» **DIRECTION**
Extract the full listing below without altering a single character.

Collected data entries
╭──

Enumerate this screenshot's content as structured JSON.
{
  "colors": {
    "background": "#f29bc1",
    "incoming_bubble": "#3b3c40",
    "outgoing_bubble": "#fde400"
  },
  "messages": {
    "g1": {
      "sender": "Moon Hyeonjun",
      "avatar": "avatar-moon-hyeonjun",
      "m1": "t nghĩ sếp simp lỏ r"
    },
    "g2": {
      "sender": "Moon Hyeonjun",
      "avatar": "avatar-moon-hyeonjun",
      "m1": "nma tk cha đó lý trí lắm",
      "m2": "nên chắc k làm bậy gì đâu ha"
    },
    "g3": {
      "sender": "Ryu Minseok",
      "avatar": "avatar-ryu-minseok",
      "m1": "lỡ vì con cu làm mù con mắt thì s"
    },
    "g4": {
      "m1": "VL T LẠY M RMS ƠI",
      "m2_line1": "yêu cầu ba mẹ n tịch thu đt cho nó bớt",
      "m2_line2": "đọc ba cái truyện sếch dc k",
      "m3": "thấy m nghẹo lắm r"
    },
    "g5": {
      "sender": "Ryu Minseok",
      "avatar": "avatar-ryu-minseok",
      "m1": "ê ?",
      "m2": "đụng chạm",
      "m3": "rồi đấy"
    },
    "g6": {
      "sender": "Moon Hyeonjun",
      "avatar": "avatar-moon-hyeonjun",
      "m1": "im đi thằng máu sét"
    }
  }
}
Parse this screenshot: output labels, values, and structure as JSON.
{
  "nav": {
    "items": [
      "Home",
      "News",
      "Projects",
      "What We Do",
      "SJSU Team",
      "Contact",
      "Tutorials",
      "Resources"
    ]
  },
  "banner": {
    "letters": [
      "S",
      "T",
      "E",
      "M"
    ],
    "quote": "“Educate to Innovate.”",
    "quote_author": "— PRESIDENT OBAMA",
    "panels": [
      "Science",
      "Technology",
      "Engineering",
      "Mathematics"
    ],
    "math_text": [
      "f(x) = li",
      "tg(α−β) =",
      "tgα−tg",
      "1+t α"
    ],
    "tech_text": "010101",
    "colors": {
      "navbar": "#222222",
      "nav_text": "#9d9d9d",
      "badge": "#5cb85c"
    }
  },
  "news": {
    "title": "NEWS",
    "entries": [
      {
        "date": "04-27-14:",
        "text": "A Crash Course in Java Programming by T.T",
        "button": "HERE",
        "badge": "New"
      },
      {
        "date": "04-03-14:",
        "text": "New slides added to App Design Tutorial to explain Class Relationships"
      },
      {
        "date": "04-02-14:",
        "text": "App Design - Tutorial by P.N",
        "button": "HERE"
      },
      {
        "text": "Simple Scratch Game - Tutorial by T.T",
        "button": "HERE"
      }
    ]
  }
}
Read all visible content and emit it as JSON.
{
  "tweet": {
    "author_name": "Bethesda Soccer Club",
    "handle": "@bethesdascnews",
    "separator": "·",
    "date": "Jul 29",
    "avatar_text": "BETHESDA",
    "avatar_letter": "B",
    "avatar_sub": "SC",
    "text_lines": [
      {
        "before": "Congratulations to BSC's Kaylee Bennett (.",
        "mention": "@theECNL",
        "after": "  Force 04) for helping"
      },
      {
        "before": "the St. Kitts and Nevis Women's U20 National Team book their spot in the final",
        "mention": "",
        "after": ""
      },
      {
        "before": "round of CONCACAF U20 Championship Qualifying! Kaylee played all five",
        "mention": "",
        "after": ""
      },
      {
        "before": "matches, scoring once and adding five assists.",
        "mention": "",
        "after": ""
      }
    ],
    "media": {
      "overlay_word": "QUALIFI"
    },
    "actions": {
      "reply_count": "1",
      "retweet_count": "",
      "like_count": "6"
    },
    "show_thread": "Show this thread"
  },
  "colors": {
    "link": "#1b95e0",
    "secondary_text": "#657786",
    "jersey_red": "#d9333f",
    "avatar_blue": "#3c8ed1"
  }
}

╰──

» **RIGHT ANSWER**
Enumerate this screenshot's content as structured JSON.
{
  "colors": {
    "background": "#f29bc1",
    "incoming_bubble": "#3b3c40",
    "outgoing_bubble": "#fde400"
  },
  "messages": {
    "g1": {
      "sender": "Moon Hyeonjun",
      "avatar": "avatar-moon-hyeonjun",
      "m1": "t nghĩ sếp simp lỏ r"
    },
    "g2": {
      "sender": "Moon Hyeonjun",
      "avatar": "avatar-moon-hyeonjun",
      "m1": "nma tk cha đó lý trí lắm",
      "m2": "nên chắc k làm bậy gì đâu ha"
    },
    "g3": {
      "sender": "Ryu Minseok",
      "avatar": "avatar-ryu-minseok",
      "m1": "lỡ vì con cu làm mù con mắt thì s"
    },
    "g4": {
      "m1": "VL T LẠY M RMS ƠI",
      "m2_line1": "yêu cầu ba mẹ n tịch thu đt cho nó bớt",
      "m2_line2": "đọc ba cái truyện sếch dc k",
      "m3": "thấy m nghẹo lắm r"
    },
    "g5": {
      "sender": "Ryu Minseok",
      "avatar": "avatar-ryu-minseok",
      "m1": "ê ?",
      "m2": "đụng chạm",
      "m3": "rồi đấy"
    },
    "g6": {
      "sender": "Moon Hyeonjun",
      "avatar": "avatar-moon-hyeonjun",
      "m1": "im đi thằng máu sét"
    }
  }
}
Parse this screenshot: output labels, values, and structure as JSON.
{
  "nav": {
    "items": [
      "Home",
      "News",
      "Projects",
      "What We Do",
      "SJSU Team",
      "Contact",
      "Tutorials",
      "Resources"
    ]
  },
  "banner": {
    "letters": [
      "S",
      "T",
      "E",
      "M"
    ],
    "quote": "“Educate to Innovate.”",
    "quote_author": "— PRESIDENT OBAMA",
    "panels": [
      "Science",
      "Technology",
      "Engineering",
      "Mathematics"
    ],
    "math_text": [
      "f(x) = li",
      "tg(α−β) =",
      "tgα−tg",
      "1+t α"
    ],
    "tech_text": "010101",
    "colors": {
      "navbar": "#222222",
      "nav_text": "#9d9d9d",
      "badge": "#5cb85c"
    }
  },
  "news": {
    "title": "NEWS",
    "entries": [
      {
        "date": "04-27-14:",
        "text": "A Crash Course in Java Programming by T.T",
        "button": "HERE",
        "badge": "New"
      },
      {
        "date": "04-03-14:",
        "text": "New slides added to App Design Tutorial to explain Class Relationships"
      },
      {
        "date": "04-02-14:",
        "text": "App Design - Tutorial by P.N",
        "button": "HERE"
      },
      {
        "text": "Simple Scratch Game - Tutorial by T.T",
        "button": "HERE"
      }
    ]
  }
}
Read all visible content and emit it as JSON.
{
  "tweet": {
    "author_name": "Bethesda Soccer Club",
    "handle": "@bethesdascnews",
    "separator": "·",
    "date": "Jul 29",
    "avatar_text": "BETHESDA",
    "avatar_letter": "B",
    "avatar_sub": "SC",
    "text_lines": [
      {
        "before": "Congratulations to BSC's Kaylee Bennett (.",
        "mention": "@theECNL",
        "after": "  Force 04) for helping"
      },
      {
        "before": "the St. Kitts and Nevis Women's U20 National Team book their spot in the final",
        "mention": "",
        "after": ""
      },
      {
        "before": "round of CONCACAF U20 Championship Qualifying! Kaylee played all five",
        "mention": "",
        "after": ""
      },
      {
        "before": "matches, scoring once and adding five assists.",
        "mention": "",
        "after": ""
      }
    ],
    "media": {
      "overlay_word": "QUALIFI"
    },
    "actions": {
      "reply_count": "1",
      "retweet_count": "",
      "like_count": "6"
    },
    "show_thread": "Show this thread"
  },
  "colors": {
    "link": "#1b95e0",
    "secondary_text": "#657786",
    "jersey_red": "#d9333f",
    "avatar_blue": "#3c8ed1"
  }
}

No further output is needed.